** Start of The records **

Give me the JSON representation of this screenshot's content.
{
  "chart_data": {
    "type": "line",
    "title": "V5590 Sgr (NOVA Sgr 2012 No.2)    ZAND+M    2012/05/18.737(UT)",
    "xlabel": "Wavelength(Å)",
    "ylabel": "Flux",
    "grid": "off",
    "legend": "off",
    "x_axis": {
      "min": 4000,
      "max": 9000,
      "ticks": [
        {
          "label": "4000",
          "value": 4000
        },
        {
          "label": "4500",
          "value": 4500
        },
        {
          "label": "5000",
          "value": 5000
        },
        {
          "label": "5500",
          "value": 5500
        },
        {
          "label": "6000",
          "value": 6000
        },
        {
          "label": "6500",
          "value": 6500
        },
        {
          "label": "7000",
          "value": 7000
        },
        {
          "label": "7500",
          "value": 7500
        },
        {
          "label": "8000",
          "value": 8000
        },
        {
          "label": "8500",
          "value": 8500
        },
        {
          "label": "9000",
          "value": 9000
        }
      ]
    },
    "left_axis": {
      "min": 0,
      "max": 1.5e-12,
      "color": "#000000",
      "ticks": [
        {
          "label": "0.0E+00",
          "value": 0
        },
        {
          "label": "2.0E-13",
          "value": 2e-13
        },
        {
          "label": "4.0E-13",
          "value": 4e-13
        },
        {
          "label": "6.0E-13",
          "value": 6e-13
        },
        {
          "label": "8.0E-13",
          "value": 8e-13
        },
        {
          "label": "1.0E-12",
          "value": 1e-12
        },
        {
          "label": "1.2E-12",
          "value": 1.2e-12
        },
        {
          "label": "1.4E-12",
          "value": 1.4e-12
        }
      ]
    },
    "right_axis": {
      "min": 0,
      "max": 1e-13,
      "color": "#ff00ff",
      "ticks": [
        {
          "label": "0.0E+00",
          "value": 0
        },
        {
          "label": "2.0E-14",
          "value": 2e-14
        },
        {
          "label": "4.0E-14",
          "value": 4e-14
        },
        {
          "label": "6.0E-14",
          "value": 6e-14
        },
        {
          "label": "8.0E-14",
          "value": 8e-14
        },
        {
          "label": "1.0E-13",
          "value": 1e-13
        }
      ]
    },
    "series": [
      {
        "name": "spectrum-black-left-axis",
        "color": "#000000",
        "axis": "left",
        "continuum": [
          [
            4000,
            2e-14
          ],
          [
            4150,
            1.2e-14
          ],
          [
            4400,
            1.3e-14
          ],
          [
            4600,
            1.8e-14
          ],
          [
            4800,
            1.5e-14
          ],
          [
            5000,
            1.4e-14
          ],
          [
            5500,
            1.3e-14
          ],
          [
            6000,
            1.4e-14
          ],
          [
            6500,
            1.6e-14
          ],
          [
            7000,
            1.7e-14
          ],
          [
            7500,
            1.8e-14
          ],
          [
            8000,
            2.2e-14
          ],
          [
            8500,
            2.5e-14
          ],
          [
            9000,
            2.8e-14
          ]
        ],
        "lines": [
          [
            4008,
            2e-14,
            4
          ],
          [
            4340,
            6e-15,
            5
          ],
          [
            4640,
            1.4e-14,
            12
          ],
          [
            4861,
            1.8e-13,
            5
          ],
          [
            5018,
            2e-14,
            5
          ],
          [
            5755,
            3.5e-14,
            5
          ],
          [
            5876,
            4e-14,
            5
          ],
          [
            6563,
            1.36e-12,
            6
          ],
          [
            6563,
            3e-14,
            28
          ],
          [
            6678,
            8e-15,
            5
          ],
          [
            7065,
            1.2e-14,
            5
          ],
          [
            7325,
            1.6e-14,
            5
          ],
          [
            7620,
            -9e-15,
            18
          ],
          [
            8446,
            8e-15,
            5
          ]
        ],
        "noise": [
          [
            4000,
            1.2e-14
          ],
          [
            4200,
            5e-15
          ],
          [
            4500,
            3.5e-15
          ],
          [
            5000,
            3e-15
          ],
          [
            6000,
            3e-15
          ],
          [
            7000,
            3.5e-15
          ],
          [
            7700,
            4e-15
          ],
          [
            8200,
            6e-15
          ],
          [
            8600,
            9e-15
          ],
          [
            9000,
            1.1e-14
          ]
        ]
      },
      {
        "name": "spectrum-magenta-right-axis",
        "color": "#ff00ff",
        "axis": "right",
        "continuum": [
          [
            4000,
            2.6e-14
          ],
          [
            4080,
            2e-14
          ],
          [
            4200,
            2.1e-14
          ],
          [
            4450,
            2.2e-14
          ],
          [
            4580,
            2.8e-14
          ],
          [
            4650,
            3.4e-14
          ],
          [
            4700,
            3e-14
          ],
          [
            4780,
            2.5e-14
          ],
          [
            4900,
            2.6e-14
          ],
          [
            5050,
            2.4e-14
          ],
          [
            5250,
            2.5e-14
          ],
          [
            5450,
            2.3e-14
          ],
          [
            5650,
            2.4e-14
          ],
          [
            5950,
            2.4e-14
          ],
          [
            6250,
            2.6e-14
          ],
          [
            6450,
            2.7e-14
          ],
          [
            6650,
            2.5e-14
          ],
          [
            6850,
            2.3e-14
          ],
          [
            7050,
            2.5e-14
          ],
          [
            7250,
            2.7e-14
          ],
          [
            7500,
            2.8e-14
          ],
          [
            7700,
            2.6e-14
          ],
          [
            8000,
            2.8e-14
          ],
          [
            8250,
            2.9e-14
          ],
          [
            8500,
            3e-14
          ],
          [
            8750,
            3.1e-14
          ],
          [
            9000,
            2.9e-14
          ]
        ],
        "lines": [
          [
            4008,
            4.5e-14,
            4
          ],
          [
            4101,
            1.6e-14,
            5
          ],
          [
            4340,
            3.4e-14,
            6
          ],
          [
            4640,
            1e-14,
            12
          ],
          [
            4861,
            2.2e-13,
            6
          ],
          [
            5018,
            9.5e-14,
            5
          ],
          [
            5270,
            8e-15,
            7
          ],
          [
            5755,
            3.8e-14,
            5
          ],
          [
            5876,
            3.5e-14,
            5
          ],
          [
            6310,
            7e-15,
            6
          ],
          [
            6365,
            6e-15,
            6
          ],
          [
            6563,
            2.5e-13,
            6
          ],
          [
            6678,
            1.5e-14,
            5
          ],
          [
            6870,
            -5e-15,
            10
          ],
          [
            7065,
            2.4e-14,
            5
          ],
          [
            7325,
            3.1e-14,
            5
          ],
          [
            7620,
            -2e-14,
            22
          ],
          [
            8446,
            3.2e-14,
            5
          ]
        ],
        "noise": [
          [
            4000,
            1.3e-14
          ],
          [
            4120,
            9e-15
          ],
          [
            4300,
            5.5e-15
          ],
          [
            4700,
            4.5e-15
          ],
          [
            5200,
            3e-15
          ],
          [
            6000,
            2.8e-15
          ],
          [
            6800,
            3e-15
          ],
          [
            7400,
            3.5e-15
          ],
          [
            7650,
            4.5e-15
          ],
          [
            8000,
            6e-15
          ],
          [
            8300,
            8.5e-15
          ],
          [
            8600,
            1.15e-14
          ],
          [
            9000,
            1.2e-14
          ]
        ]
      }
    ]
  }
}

** End of The records **

→ Given problem
Every entry must be quoted exactly as it appears above.

→ Task answer
Give me the JSON representation of this screenshot's content.
{
  "chart_data": {
    "type": "line",
    "title": "V5590 Sgr (NOVA Sgr 2012 No.2)    ZAND+M    2012/05/18.737(UT)",
    "xlabel": "Wavelength(Å)",
    "ylabel": "Flux",
    "grid": "off",
    "legend": "off",
    "x_axis": {
      "min": 4000,
      "max": 9000,
      "ticks": [
        {
          "label": "4000",
          "value": 4000
        },
        {
          "label": "4500",
          "value": 4500
        },
        {
          "label": "5000",
          "value": 5000
        },
        {
          "label": "5500",
          "value": 5500
        },
        {
          "label": "6000",
          "value": 6000
        },
        {
          "label": "6500",
          "value": 6500
        },
        {
          "label": "7000",
          "value": 7000
        },
        {
          "label": "7500",
          "value": 7500
        },
        {
          "label": "8000",
          "value": 8000
        },
        {
          "label": "8500",
          "value": 8500
        },
        {
          "label": "9000",
          "value": 9000
        }
      ]
    },
    "left_axis": {
      "min": 0,
      "max": 1.5e-12,
      "color": "#000000",
      "ticks": [
        {
          "label": "0.0E+00",
          "value": 0
        },
        {
          "label": "2.0E-13",
          "value": 2e-13
        },
        {
          "label": "4.0E-13",
          "value": 4e-13
        },
        {
          "label": "6.0E-13",
          "value": 6e-13
        },
        {
          "label": "8.0E-13",
          "value": 8e-13
        },
        {
          "label": "1.0E-12",
          "value": 1e-12
        },
        {
          "label": "1.2E-12",
          "value": 1.2e-12
        },
        {
          "label": "1.4E-12",
          "value": 1.4e-12
        }
      ]
    },
    "right_axis": {
      "min": 0,
      "max": 1e-13,
      "color": "#ff00ff",
      "ticks": [
        {
          "label": "0.0E+00",
          "value": 0
        },
        {
          "label": "2.0E-14",
          "value": 2e-14
        },
        {
          "label": "4.0E-14",
          "value": 4e-14
        },
        {
          "label": "6.0E-14",
          "value": 6e-14
        },
        {
          "label": "8.0E-14",
          "value": 8e-14
        },
        {
          "label": "1.0E-13",
          "value": 1e-13
        }
      ]
    },
    "series": [
      {
        "name": "spectrum-black-left-axis",
        "color": "#000000",
        "axis": "left",
        "continuum": [
          [
            4000,
            2e-14
          ],
          [
            4150,
            1.2e-14
          ],
          [
            4400,
            1.3e-14
          ],
          [
            4600,
            1.8e-14
          ],
          [
            4800,
            1.5e-14
          ],
          [
            5000,
            1.4e-14
          ],
          [
            5500,
            1.3e-14
          ],
          [
            6000,
            1.4e-14
          ],
          [
            6500,
            1.6e-14
          ],
          [
            7000,
            1.7e-14
          ],
          [
            7500,
            1.8e-14
          ],
          [
            8000,
            2.2e-14
          ],
          [
            8500,
            2.5e-14
          ],
          [
            9000,
            2.8e-14
          ]
        ],
        "lines": [
          [
            4008,
            2e-14,
            4
          ],
          [
            4340,
            6e-15,
            5
          ],
          [
            4640,
            1.4e-14,
            12
          ],
          [
            4861,
            1.8e-13,
            5
          ],
          [
            5018,
            2e-14,
            5
          ],
          [
            5755,
            3.5e-14,
            5
          ],
          [
            5876,
            4e-14,
            5
          ],
          [
            6563,
            1.36e-12,
            6
          ],
          [
            6563,
            3e-14,
            28
          ],
          [
            6678,
            8e-15,
            5
          ],
          [
            7065,
            1.2e-14,
            5
          ],
          [
            7325,
            1.6e-14,
            5
          ],
          [
            7620,
            -9e-15,
            18
          ],
          [
            8446,
            8e-15,
            5
          ]
        ],
        "noise": [
          [
            4000,
            1.2e-14
          ],
          [
            4200,
            5e-15
          ],
          [
            4500,
            3.5e-15
          ],
          [
            5000,
            3e-15
          ],
          [
            6000,
            3e-15
          ],
          [
            7000,
            3.5e-15
          ],
          [
            7700,
            4e-15
          ],
          [
            8200,
            6e-15
          ],
          [
            8600,
            9e-15
          ],
          [
            9000,
            1.1e-14
          ]
        ]
      },
      {
        "name": "spectrum-magenta-right-axis",
        "color": "#ff00ff",
        "axis": "right",
        "continuum": [
          [
            4000,
            2.6e-14
          ],
          [
            4080,
            2e-14
          ],
          [
            4200,
            2.1e-14
          ],
          [
            4450,
            2.2e-14
          ],
          [
            4580,
            2.8e-14
          ],
          [
            4650,
            3.4e-14
          ],
          [
            4700,
            3e-14
          ],
          [
            4780,
            2.5e-14
          ],
          [
            4900,
            2.6e-14
          ],
          [
            5050,
            2.4e-14
          ],
          [
            5250,
            2.5e-14
          ],
          [
            5450,
            2.3e-14
          ],
          [
            5650,
            2.4e-14
          ],
          [
            5950,
            2.4e-14
          ],
          [
            6250,
            2.6e-14
          ],
          [
            6450,
            2.7e-14
          ],
          [
            6650,
            2.5e-14
          ],
          [
            6850,
            2.3e-14
          ],
          [
            7050,
            2.5e-14
          ],
          [
            7250,
            2.7e-14
          ],
          [
            7500,
            2.8e-14
          ],
          [
            7700,
            2.6e-14
          ],
          [
            8000,
            2.8e-14
          ],
          [
            8250,
            2.9e-14
          ],
          [
            8500,
            3e-14
          ],
          [
            8750,
            3.1e-14
          ],
          [
            9000,
            2.9e-14
          ]
        ],
        "lines": [
          [
            4008,
            4.5e-14,
            4
          ],
          [
            4101,
            1.6e-14,
            5
          ],
          [
            4340,
            3.4e-14,
            6
          ],
          [
            4640,
            1e-14,
            12
          ],
          [
            4861,
            2.2e-13,
            6
          ],
          [
            5018,
            9.5e-14,
            5
          ],
          [
            5270,
            8e-15,
            7
          ],
          [
            5755,
            3.8e-14,
            5
          ],
          [
            5876,
            3.5e-14,
            5
          ],
          [
            6310,
            7e-15,
            6
          ],
          [
            6365,
            6e-15,
            6
          ],
          [
            6563,
            2.5e-13,
            6
          ],
          [
            6678,
            1.5e-14,
            5
          ],
          [
            6870,
            -5e-15,
            10
          ],
          [
            7065,
            2.4e-14,
            5
          ],
          [
            7325,
            3.1e-14,
            5
          ],
          [
            7620,
            -2e-14,
            22
          ],
          [
            8446,
            3.2e-14,
            5
          ]
        ],
        "noise": [
          [
            4000,
            1.3e-14
          ],
          [
            4120,
            9e-15
          ],
          [
            4300,
            5.5e-15
          ],
          [
            4700,
            4.5e-15
          ],
          [
            5200,
            3e-15
          ],
          [
            6000,
            2.8e-15
          ],
          [
            6800,
            3e-15
          ],
          [
            7400,
            3.5e-15
          ],
          [
            7650,
            4.5e-15
          ],
          [
            8000,
            6e-15
          ],
          [
            8300,
            8.5e-15
          ],
          [
            8600,
            1.15e-14
          ],
          [
            9000,
            1.2e-14
          ]
        ]
      }
    ]
  }
}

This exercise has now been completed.